> **Task instructions**:
Find every line in the records that holds the string "name". Copy each one.

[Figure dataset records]
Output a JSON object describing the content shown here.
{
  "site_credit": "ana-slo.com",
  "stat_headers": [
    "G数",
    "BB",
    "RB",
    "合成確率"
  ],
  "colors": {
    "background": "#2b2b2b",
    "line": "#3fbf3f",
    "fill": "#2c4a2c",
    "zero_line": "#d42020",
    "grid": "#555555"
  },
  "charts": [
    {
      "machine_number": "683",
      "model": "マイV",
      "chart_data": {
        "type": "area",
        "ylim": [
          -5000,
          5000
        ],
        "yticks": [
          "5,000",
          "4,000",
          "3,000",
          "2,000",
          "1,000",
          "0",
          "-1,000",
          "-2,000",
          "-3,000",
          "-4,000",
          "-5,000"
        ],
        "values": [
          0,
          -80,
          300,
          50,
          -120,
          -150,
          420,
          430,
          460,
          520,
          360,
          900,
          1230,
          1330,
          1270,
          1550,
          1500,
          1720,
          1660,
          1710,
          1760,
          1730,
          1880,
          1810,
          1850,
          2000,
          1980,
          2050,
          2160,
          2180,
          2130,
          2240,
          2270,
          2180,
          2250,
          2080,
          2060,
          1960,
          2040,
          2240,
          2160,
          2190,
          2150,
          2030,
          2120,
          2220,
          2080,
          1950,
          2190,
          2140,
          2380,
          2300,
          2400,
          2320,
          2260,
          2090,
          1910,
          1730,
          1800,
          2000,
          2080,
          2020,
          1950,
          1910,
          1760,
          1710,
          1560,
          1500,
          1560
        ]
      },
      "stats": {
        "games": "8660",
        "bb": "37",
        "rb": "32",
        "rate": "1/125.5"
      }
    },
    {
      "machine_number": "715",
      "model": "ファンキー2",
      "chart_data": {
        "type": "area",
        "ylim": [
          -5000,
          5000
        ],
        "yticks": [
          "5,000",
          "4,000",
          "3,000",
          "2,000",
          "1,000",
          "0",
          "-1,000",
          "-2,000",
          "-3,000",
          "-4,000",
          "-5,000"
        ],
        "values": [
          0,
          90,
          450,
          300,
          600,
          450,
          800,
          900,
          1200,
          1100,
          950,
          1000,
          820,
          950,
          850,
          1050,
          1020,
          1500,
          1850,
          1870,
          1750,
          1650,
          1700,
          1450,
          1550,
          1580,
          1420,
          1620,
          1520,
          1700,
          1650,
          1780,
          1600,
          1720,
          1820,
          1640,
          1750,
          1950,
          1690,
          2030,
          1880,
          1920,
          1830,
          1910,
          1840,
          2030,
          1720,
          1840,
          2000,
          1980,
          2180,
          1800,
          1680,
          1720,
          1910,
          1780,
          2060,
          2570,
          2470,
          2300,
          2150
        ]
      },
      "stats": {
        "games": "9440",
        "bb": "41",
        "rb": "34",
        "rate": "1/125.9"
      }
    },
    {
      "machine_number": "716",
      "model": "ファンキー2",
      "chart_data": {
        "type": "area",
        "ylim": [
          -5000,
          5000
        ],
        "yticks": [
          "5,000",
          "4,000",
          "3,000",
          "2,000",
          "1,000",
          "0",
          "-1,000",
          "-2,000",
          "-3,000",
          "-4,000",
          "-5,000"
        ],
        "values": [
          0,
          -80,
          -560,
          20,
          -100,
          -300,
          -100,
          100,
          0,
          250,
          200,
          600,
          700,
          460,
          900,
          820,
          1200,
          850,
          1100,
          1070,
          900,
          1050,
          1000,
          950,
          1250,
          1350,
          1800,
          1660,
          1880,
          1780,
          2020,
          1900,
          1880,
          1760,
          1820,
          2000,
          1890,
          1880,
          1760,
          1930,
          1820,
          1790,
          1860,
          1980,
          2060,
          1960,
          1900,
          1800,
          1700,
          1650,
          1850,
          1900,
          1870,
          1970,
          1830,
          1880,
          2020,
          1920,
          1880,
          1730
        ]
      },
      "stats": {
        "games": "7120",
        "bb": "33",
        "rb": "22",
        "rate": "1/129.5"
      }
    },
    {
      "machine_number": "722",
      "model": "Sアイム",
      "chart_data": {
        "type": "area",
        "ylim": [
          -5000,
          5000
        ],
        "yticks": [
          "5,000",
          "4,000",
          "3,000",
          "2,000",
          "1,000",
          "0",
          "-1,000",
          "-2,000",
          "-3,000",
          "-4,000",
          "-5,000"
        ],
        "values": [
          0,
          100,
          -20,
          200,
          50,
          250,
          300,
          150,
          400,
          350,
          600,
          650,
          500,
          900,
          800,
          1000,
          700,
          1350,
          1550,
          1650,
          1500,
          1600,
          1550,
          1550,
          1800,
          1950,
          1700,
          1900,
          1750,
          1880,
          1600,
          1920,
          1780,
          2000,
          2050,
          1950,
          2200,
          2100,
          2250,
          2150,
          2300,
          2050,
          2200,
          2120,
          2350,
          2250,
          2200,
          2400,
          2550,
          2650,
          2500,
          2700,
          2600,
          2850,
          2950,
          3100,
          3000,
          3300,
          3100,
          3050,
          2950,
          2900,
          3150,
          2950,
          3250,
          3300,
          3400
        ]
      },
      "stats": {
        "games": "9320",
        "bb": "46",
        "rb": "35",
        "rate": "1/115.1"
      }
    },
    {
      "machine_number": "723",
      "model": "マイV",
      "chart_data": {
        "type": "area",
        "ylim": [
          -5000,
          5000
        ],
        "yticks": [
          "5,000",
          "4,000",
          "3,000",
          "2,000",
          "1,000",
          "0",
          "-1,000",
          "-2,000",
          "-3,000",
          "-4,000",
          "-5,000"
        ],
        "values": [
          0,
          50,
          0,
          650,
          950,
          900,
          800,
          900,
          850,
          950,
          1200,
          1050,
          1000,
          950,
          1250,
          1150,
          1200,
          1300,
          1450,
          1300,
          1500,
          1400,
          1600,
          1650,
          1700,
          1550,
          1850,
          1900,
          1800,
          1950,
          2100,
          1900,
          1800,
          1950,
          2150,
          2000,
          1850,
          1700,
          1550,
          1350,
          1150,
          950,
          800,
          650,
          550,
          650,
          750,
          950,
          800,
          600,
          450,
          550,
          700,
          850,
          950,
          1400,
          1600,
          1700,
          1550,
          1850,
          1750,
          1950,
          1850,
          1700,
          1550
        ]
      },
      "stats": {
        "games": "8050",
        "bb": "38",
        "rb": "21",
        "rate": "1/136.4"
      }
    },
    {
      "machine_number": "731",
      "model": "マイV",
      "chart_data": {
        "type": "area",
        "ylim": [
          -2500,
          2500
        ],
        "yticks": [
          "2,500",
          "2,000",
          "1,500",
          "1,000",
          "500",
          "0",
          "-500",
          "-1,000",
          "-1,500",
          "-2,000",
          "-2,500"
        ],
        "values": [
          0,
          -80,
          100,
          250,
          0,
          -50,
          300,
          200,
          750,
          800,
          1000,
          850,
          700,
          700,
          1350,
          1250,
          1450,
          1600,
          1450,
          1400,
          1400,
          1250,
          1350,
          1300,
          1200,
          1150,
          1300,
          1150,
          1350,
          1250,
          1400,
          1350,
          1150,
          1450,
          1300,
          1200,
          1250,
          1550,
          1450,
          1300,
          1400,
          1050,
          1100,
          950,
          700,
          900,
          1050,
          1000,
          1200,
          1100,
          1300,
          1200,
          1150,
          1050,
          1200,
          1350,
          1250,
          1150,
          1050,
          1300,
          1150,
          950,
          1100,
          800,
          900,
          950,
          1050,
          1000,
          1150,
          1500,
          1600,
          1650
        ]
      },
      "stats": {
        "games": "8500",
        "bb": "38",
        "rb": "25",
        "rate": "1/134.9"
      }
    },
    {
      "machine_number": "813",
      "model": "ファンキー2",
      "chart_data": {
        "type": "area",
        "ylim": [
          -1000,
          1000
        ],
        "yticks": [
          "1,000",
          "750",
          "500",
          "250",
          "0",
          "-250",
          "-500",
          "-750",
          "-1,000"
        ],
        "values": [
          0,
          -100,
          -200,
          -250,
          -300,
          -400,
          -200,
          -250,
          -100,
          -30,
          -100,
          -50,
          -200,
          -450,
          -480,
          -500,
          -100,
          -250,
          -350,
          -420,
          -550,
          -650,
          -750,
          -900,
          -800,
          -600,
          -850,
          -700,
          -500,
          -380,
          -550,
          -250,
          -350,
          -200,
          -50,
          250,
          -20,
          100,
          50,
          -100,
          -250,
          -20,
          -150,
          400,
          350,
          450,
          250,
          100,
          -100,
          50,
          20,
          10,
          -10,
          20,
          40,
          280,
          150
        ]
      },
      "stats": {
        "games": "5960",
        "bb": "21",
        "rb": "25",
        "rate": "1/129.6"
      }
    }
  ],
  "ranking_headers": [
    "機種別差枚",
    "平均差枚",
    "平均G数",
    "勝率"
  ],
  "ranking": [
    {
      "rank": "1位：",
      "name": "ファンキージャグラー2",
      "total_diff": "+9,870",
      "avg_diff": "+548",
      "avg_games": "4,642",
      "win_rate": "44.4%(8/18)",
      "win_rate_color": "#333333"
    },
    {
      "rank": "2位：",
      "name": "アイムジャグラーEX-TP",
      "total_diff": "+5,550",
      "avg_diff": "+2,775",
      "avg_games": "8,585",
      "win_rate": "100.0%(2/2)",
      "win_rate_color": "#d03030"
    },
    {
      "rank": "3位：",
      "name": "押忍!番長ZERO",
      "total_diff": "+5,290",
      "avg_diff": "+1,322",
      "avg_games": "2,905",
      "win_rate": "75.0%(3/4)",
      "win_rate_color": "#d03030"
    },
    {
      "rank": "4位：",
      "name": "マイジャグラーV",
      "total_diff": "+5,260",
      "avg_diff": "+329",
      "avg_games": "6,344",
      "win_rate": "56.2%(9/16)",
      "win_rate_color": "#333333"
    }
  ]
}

> **The result**:
      "name": "ファンキージャグラー2",
      "name": "アイムジャグラーEX-TP",
      "name": "押忍!番長ZERO",
      "name": "マイジャグラーV",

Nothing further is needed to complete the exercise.